> **Task requirements**: Using the listing below, copy every line that mentions "обязательство".

*****

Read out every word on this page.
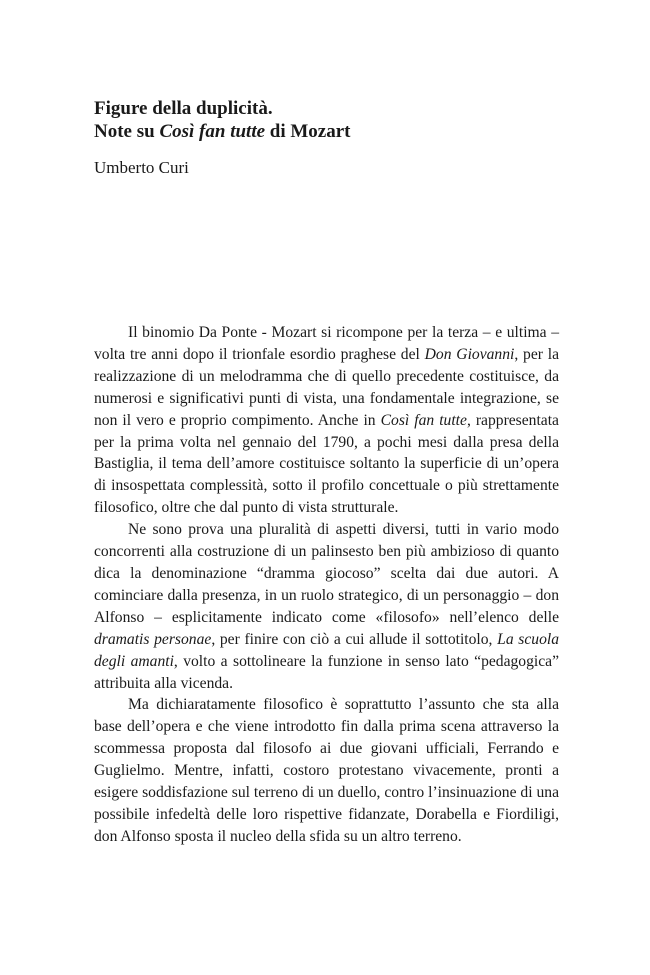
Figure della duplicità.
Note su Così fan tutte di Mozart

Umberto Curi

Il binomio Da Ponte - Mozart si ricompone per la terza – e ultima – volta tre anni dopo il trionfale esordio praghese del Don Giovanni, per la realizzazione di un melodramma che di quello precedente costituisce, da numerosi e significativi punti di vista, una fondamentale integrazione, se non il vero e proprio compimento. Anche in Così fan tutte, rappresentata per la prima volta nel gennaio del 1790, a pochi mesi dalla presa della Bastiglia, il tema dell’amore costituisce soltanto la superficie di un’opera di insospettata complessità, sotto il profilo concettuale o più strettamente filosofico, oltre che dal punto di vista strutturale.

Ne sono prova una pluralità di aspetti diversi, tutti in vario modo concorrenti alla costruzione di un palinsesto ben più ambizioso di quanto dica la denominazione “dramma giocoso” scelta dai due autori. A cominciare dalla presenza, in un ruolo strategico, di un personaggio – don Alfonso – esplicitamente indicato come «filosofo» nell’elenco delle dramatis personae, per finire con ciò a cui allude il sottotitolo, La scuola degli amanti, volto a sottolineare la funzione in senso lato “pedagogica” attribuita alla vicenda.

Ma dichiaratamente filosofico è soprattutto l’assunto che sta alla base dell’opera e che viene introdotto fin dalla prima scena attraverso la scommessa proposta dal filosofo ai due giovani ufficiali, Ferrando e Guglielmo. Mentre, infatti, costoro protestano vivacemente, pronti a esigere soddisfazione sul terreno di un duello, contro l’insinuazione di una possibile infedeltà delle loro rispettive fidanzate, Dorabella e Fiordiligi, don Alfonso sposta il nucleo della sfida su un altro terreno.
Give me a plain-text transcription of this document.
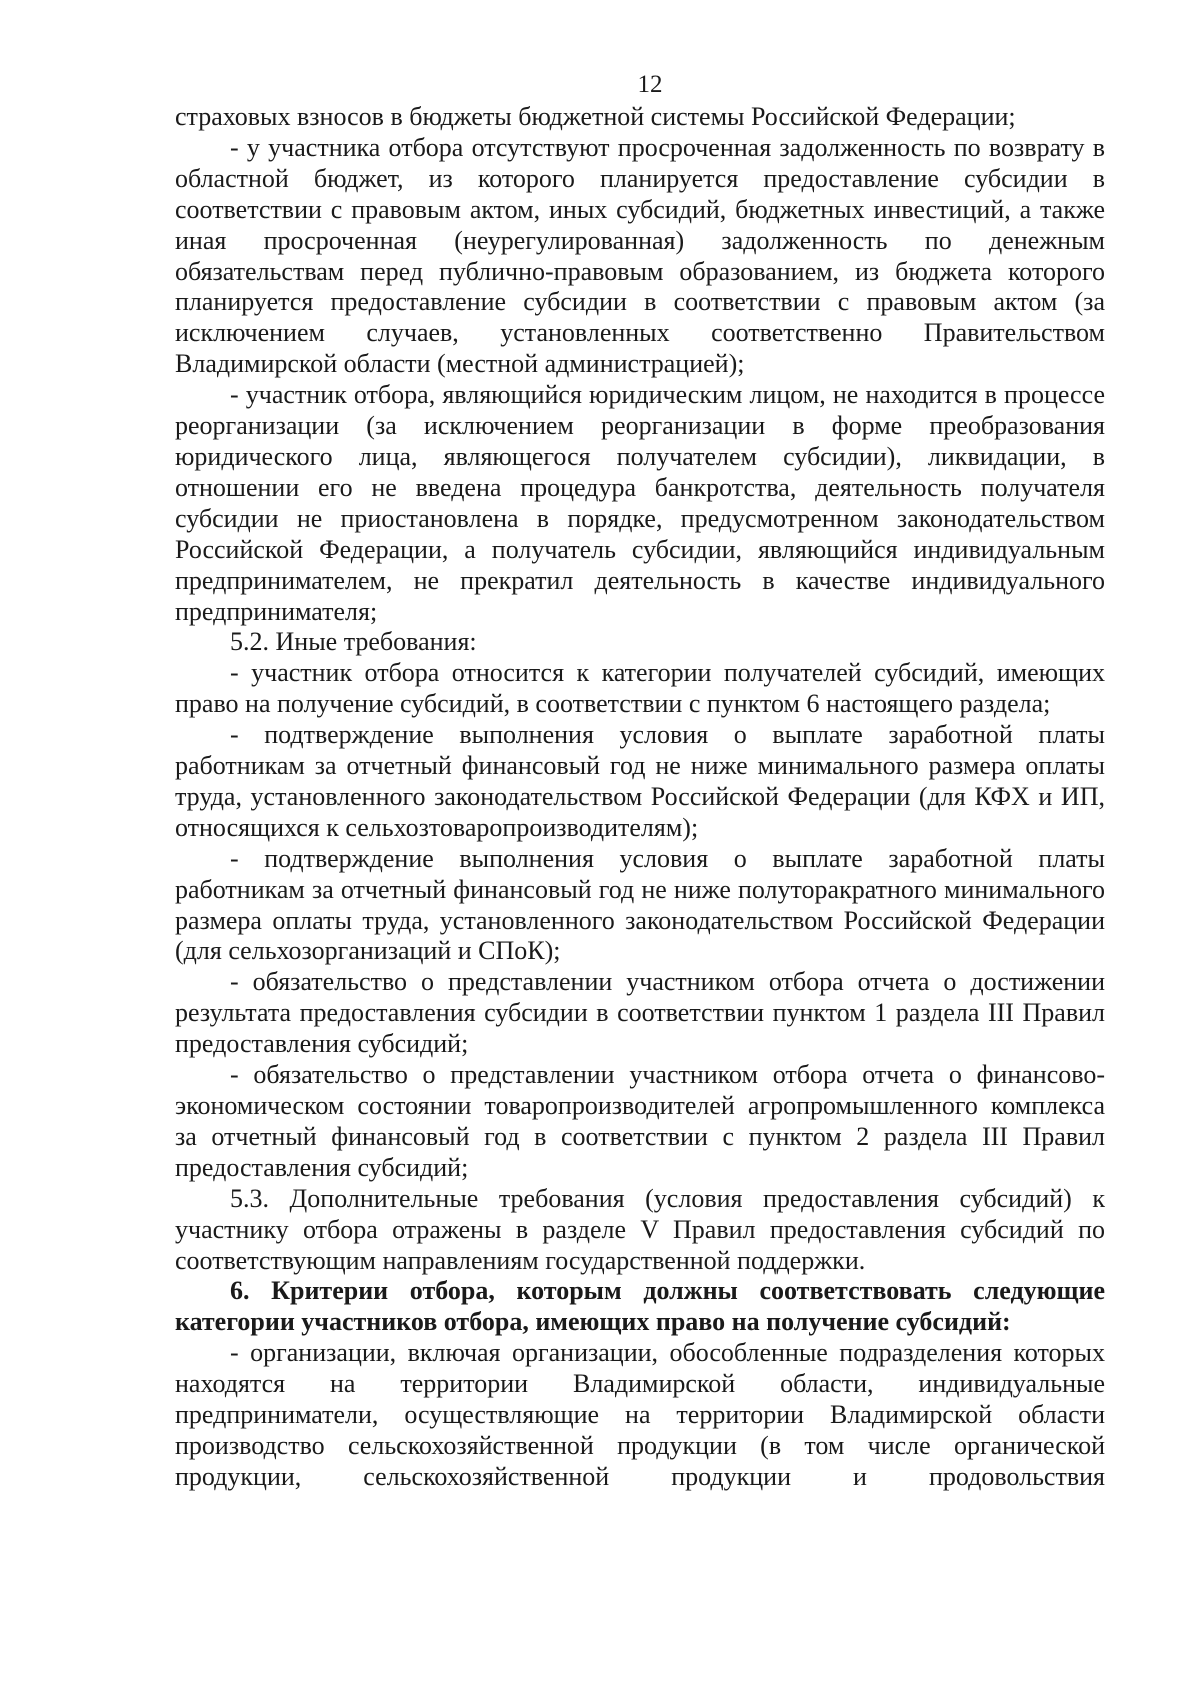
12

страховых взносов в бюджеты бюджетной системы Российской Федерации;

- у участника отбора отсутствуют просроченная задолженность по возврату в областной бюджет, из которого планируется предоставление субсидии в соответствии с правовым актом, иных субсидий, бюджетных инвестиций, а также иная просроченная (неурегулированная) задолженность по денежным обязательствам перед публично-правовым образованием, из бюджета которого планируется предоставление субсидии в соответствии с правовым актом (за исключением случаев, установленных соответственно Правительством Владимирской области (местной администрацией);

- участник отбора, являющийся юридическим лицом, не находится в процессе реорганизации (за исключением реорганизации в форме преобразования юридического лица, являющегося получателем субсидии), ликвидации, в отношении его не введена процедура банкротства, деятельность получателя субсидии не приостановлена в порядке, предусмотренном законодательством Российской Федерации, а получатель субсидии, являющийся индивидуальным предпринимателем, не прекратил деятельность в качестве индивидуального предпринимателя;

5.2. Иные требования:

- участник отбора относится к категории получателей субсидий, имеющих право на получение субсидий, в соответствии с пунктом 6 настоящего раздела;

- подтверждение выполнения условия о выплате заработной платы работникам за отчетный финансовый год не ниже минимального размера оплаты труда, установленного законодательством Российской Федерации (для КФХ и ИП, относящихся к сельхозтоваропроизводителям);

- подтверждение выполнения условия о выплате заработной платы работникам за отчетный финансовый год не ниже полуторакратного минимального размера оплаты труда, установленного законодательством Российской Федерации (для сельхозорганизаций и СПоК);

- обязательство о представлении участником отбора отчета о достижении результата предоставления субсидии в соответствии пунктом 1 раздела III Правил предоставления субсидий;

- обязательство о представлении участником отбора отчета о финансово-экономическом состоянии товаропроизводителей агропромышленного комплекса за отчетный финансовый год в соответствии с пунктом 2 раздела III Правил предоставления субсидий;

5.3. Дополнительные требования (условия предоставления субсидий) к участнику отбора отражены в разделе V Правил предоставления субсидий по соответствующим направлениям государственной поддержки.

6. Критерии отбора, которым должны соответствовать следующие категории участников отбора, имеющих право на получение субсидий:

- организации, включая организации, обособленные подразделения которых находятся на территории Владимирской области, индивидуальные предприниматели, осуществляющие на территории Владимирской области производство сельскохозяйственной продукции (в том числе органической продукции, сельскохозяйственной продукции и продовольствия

*****

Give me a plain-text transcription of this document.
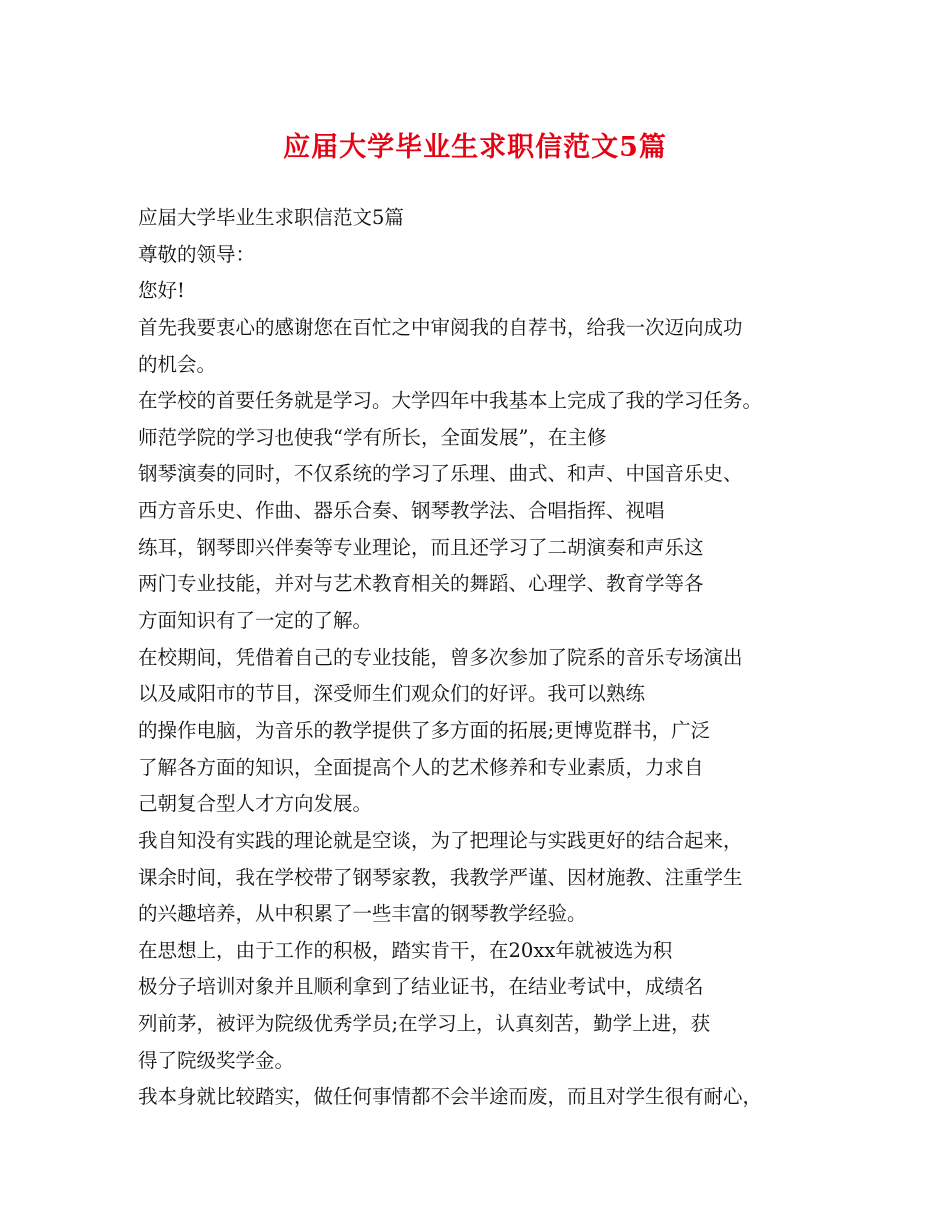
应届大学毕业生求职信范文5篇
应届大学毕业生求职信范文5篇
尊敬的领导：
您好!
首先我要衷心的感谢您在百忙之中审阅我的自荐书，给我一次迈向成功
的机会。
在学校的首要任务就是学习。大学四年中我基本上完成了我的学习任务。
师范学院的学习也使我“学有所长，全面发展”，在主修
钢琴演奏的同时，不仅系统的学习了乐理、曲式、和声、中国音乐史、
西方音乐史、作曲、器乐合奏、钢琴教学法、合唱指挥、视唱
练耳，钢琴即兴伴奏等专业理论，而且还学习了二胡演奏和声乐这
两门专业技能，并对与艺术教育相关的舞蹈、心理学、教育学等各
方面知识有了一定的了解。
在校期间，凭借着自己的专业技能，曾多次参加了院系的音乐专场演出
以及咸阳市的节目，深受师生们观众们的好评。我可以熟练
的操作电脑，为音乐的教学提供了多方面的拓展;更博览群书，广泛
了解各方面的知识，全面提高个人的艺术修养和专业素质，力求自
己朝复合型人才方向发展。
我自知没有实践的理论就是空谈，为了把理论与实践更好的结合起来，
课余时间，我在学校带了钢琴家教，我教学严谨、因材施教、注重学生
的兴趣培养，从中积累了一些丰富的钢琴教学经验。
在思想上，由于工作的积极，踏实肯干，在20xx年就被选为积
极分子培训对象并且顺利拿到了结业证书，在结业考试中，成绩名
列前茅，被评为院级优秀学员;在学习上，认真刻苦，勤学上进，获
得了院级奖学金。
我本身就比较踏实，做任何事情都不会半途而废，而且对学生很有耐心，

*****

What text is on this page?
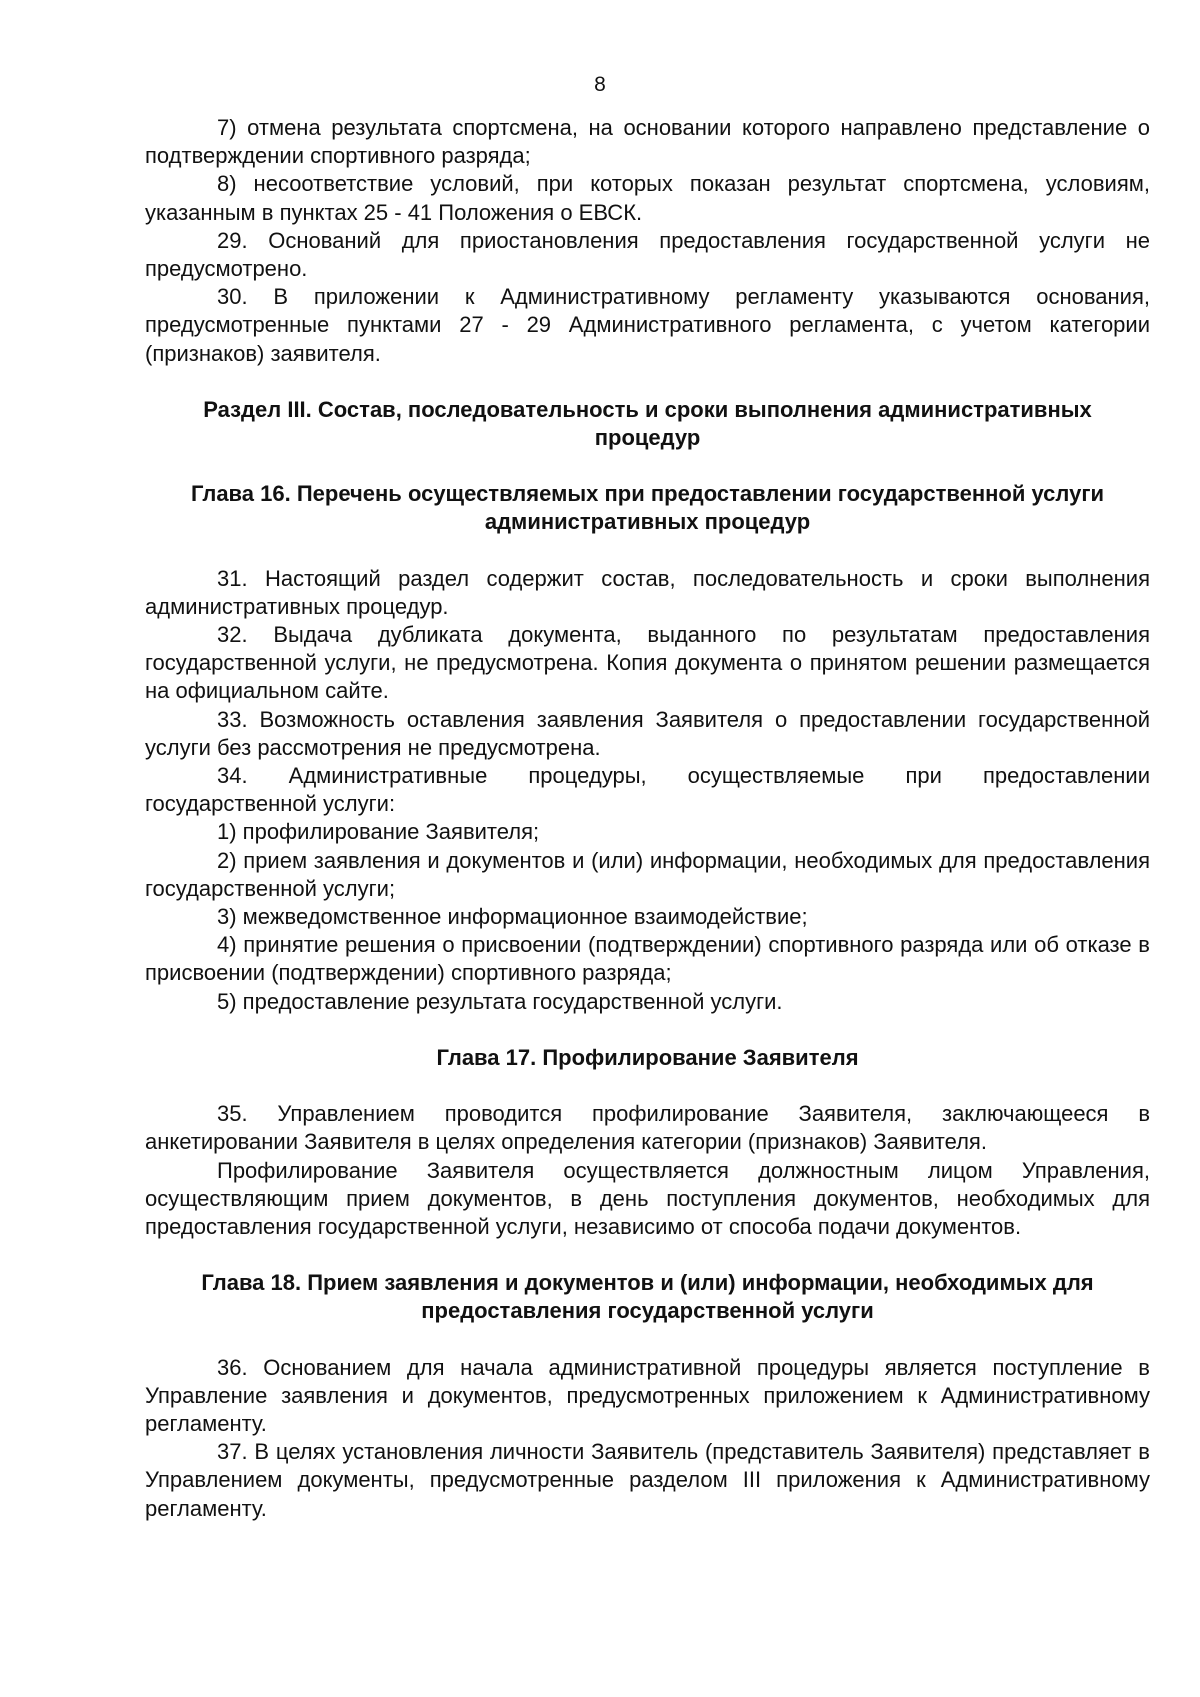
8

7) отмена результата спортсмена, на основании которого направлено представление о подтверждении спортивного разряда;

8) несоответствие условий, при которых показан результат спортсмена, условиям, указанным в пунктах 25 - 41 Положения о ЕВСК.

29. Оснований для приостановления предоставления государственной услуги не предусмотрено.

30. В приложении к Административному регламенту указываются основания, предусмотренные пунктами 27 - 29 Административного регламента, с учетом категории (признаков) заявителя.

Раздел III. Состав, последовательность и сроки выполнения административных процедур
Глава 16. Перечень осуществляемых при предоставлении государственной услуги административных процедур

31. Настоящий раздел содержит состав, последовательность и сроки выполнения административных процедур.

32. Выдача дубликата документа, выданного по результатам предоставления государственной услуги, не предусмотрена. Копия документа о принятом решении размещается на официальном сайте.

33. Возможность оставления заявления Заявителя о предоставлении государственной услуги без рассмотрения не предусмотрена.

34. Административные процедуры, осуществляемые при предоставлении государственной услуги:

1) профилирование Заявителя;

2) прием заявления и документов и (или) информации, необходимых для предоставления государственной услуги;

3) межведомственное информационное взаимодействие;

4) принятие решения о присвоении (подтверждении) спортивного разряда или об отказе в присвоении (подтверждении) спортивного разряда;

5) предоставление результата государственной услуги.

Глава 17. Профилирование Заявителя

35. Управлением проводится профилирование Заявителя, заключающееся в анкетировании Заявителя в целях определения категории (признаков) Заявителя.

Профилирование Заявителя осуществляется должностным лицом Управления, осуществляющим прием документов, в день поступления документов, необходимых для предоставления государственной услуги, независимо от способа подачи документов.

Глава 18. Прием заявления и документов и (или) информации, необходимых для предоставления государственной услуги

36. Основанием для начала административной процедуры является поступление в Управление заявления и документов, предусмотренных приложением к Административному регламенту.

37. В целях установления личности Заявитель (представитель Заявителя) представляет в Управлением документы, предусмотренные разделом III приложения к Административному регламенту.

*****

> **Answer to the task**:
- обязательство о представлении участником отбора отчета о достижении результата предоставления субсидии в соответствии пунктом 1 раздела III Правил предоставления субсидий;
- обязательство о представлении участником отбора отчета о финансово-экономическом состоянии товаропроизводителей агропромышленного комплекса за отчетный финансовый год в соответствии с пунктом 2 раздела III Правил предоставления субсидий;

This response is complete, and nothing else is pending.